Exercise task: Filter the records below for the word "multi". Copy each line that holds it.

Data to use:

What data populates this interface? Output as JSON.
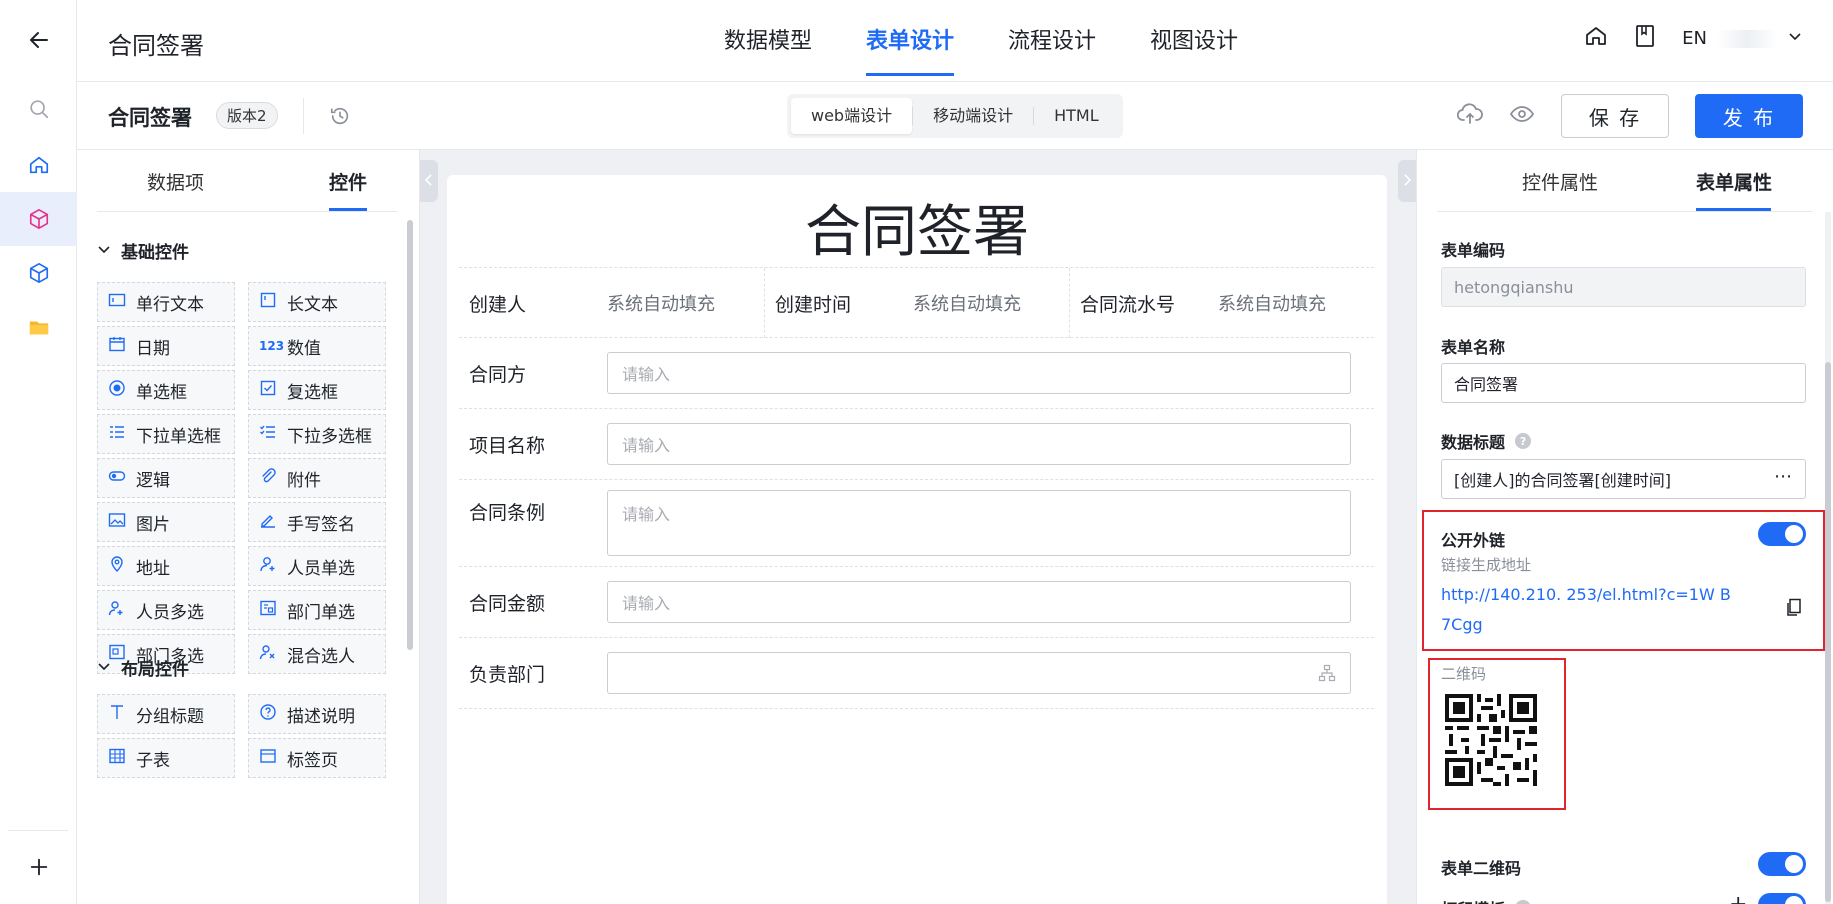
{
  "header": {
    "app_title": "合同签署",
    "tabs": [
      {
        "label": "数据模型"
      },
      {
        "label": "表单设计"
      },
      {
        "label": "流程设计"
      },
      {
        "label": "视图设计"
      }
    ],
    "lang": "EN"
  },
  "toolbar": {
    "form_title": "合同签署",
    "version": "版本2",
    "modes": [
      {
        "label": "web端设计"
      },
      {
        "label": "移动端设计"
      },
      {
        "label": "HTML"
      }
    ],
    "save_label": "保 存",
    "publish_label": "发 布"
  },
  "left_panel": {
    "tabs": [
      {
        "label": "数据项"
      },
      {
        "label": "控件"
      }
    ],
    "groups": [
      {
        "title": "基础控件",
        "items": [
          {
            "label": "单行文本",
            "icon": "single-line-text-icon"
          },
          {
            "label": "长文本",
            "icon": "long-text-icon"
          },
          {
            "label": "日期",
            "icon": "calendar-icon"
          },
          {
            "label": "数值",
            "icon": "number-icon"
          },
          {
            "label": "单选框",
            "icon": "radio-icon"
          },
          {
            "label": "复选框",
            "icon": "checkbox-icon"
          },
          {
            "label": "下拉单选框",
            "icon": "dropdown-single-icon"
          },
          {
            "label": "下拉多选框",
            "icon": "dropdown-multi-icon"
          },
          {
            "label": "逻辑",
            "icon": "toggle-icon"
          },
          {
            "label": "附件",
            "icon": "paperclip-icon"
          },
          {
            "label": "图片",
            "icon": "image-icon"
          },
          {
            "label": "手写签名",
            "icon": "pen-icon"
          },
          {
            "label": "地址",
            "icon": "location-pin-icon"
          },
          {
            "label": "人员单选",
            "icon": "user-single-icon"
          },
          {
            "label": "人员多选",
            "icon": "user-multi-icon"
          },
          {
            "label": "部门单选",
            "icon": "department-single-icon"
          },
          {
            "label": "部门多选",
            "icon": "department-multi-icon"
          },
          {
            "label": "混合选人",
            "icon": "mixed-select-icon"
          }
        ]
      },
      {
        "title": "布局控件",
        "items": [
          {
            "label": "分组标题",
            "icon": "group-title-icon"
          },
          {
            "label": "描述说明",
            "icon": "question-circle-icon"
          },
          {
            "label": "子表",
            "icon": "table-icon"
          },
          {
            "label": "标签页",
            "icon": "tabs-icon"
          }
        ]
      }
    ]
  },
  "canvas": {
    "title": "合同签署",
    "system_fields": [
      {
        "label": "创建人",
        "value": "系统自动填充"
      },
      {
        "label": "创建时间",
        "value": "系统自动填充"
      },
      {
        "label": "合同流水号",
        "value": "系统自动填充"
      }
    ],
    "fields": [
      {
        "label": "合同方",
        "placeholder": "请输入"
      },
      {
        "label": "项目名称",
        "placeholder": "请输入"
      },
      {
        "label": "合同条例",
        "placeholder": "请输入"
      },
      {
        "label": "合同金额",
        "placeholder": "请输入"
      },
      {
        "label": "负责部门",
        "placeholder": ""
      }
    ]
  },
  "right_panel": {
    "tabs": [
      {
        "label": "控件属性"
      },
      {
        "label": "表单属性"
      }
    ],
    "form_code_label": "表单编码",
    "form_code_value": "hetongqianshu",
    "form_name_label": "表单名称",
    "form_name_value": "合同签署",
    "data_title_label": "数据标题",
    "data_title_value": "[创建人]的合同签署[创建时间]",
    "public_link_label": "公开外链",
    "public_link_hint": "链接生成地址",
    "public_link_url": "http://140.210.  253/el.html?c=1W B7Cgg",
    "qr_label": "二维码",
    "form_qr_label": "表单二维码",
    "print_template_label": "打印模板"
  },
  "colors": {
    "primary": "#1f6bf5",
    "highlight_box": "#e0262c"
  }
}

Result of this task:
            "icon": "dropdown-multi-icon"
            "icon": "user-multi-icon"
            "icon": "department-multi-icon"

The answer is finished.